▶ _Provided records_
■ ■ ■ ■ ■
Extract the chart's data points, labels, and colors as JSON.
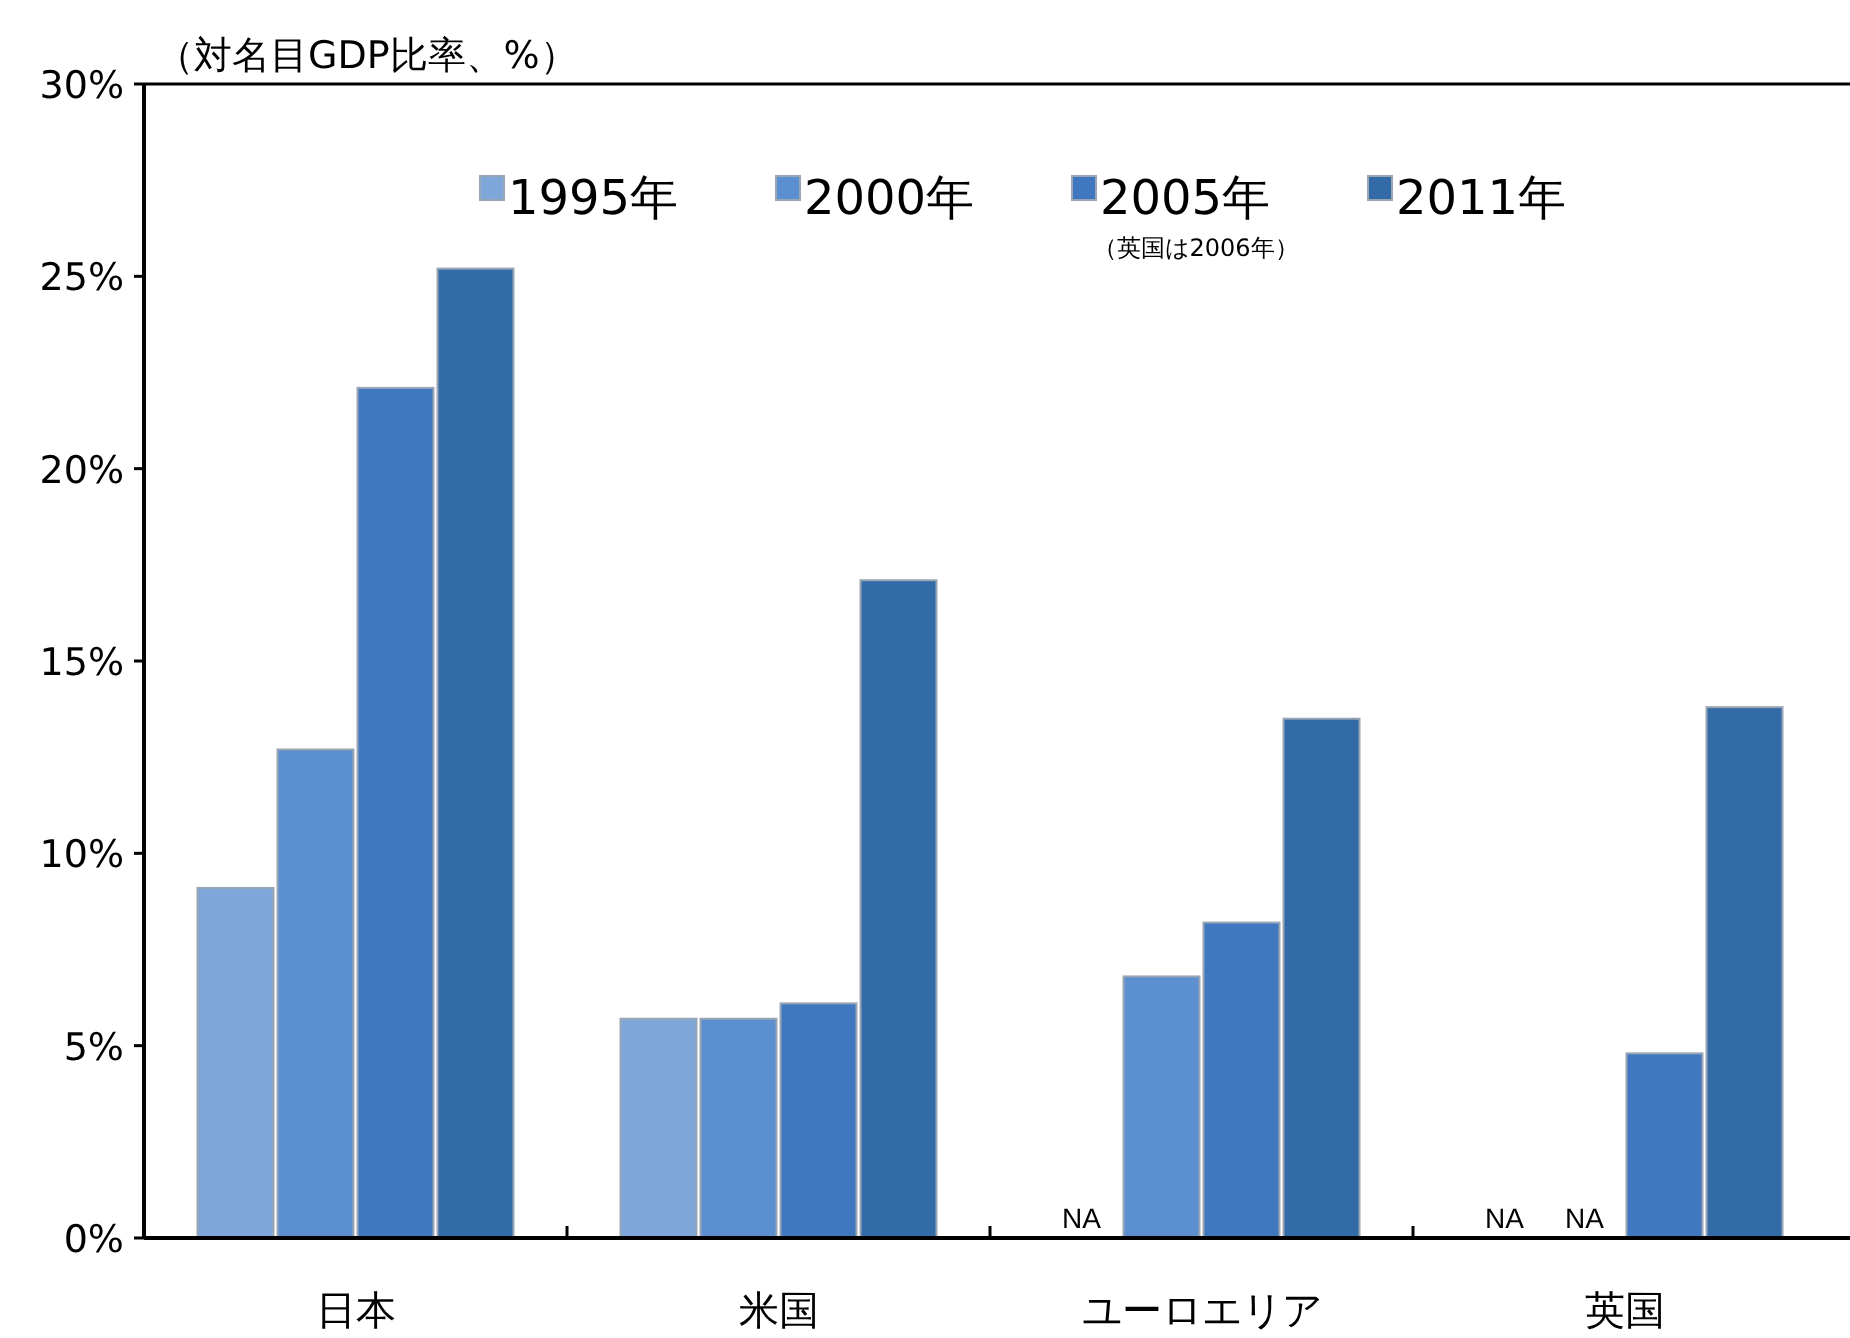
{
  "chart_data": {
    "type": "bar",
    "ylabel": "（対名目GDP比率、%）",
    "categories": [
      "日本",
      "米国",
      "ユーロエリア",
      "英国"
    ],
    "series": [
      {
        "name": "1995年",
        "color": "#7ea6d8",
        "values": [
          9.1,
          5.7,
          null,
          null
        ],
        "value_labels": [
          null,
          null,
          "NA",
          "NA"
        ]
      },
      {
        "name": "2000年",
        "color": "#5b8fcf",
        "values": [
          12.7,
          5.7,
          6.8,
          null
        ],
        "value_labels": [
          null,
          null,
          null,
          "NA"
        ]
      },
      {
        "name": "2005年",
        "color": "#3f78bf",
        "values": [
          22.1,
          6.1,
          8.2,
          4.8
        ]
      },
      {
        "name": "2011年",
        "color": "#336aa8",
        "values": [
          25.2,
          17.1,
          13.5,
          13.8
        ]
      }
    ],
    "annotations": [
      "（英国は2006年）"
    ],
    "ylim": [
      0,
      30
    ],
    "yticks": [
      {
        "value": 0,
        "label": "0%"
      },
      {
        "value": 5,
        "label": "5%"
      },
      {
        "value": 10,
        "label": "10%"
      },
      {
        "value": 15,
        "label": "15%"
      },
      {
        "value": 20,
        "label": "20%"
      },
      {
        "value": 25,
        "label": "25%"
      },
      {
        "value": 30,
        "label": "30%"
      }
    ],
    "grid": false,
    "legend": "top"
  }
}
■ ■ ■ ■ ■
▶ _Direction_
Leave out the pictures and copy everything else in the records word for word.

▶ _Answer to this exercise_
Extract the chart's data points, labels, and colors as JSON.
{
  "chart_data": {
    "type": "bar",
    "ylabel": "（対名目GDP比率、%）",
    "categories": [
      "日本",
      "米国",
      "ユーロエリア",
      "英国"
    ],
    "series": [
      {
        "name": "1995年",
        "color": "#7ea6d8",
        "values": [
          9.1,
          5.7,
          null,
          null
        ],
        "value_labels": [
          null,
          null,
          "NA",
          "NA"
        ]
      },
      {
        "name": "2000年",
        "color": "#5b8fcf",
        "values": [
          12.7,
          5.7,
          6.8,
          null
        ],
        "value_labels": [
          null,
          null,
          null,
          "NA"
        ]
      },
      {
        "name": "2005年",
        "color": "#3f78bf",
        "values": [
          22.1,
          6.1,
          8.2,
          4.8
        ]
      },
      {
        "name": "2011年",
        "color": "#336aa8",
        "values": [
          25.2,
          17.1,
          13.5,
          13.8
        ]
      }
    ],
    "annotations": [
      "（英国は2006年）"
    ],
    "ylim": [
      0,
      30
    ],
    "yticks": [
      {
        "value": 0,
        "label": "0%"
      },
      {
        "value": 5,
        "label": "5%"
      },
      {
        "value": 10,
        "label": "10%"
      },
      {
        "value": 15,
        "label": "15%"
      },
      {
        "value": 20,
        "label": "20%"
      },
      {
        "value": 25,
        "label": "25%"
      },
      {
        "value": 30,
        "label": "30%"
      }
    ],
    "grid": false,
    "legend": "top"
  }
}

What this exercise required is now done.